[START Extracted data]

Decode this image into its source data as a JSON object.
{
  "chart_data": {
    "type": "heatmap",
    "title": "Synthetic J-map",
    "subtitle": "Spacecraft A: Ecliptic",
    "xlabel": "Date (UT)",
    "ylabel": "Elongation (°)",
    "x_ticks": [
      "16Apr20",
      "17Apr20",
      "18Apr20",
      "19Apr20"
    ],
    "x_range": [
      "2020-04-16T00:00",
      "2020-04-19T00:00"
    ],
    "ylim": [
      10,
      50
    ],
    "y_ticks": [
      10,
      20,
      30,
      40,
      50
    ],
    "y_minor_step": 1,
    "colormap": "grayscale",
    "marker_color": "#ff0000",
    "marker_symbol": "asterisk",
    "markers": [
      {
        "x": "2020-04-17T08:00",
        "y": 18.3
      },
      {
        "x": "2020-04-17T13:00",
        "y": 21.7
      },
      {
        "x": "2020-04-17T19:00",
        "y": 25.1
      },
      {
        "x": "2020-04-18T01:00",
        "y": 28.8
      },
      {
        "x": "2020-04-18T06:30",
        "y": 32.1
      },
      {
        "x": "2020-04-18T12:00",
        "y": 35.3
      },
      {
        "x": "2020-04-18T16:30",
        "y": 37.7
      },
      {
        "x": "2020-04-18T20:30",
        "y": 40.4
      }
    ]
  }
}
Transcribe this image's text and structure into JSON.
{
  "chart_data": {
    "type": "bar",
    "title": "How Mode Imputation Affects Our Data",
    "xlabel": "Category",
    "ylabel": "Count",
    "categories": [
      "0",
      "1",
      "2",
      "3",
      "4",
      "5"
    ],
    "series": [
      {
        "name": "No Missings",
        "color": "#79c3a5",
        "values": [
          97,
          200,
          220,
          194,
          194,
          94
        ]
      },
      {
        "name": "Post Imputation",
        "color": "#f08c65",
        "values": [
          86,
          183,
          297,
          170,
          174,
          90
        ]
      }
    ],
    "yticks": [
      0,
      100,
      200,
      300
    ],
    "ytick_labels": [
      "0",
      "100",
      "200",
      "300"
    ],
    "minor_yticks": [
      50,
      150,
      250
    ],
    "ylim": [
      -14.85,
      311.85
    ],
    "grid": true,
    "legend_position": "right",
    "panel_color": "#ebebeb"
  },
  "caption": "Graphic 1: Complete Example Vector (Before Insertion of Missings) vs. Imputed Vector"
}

[END Extracted data]

→ **What is required**
Each line above that includes "this" should be shown.

→ **Answer to the task**
Decode this image into its source data as a JSON object.
Transcribe this image's text and structure into JSON.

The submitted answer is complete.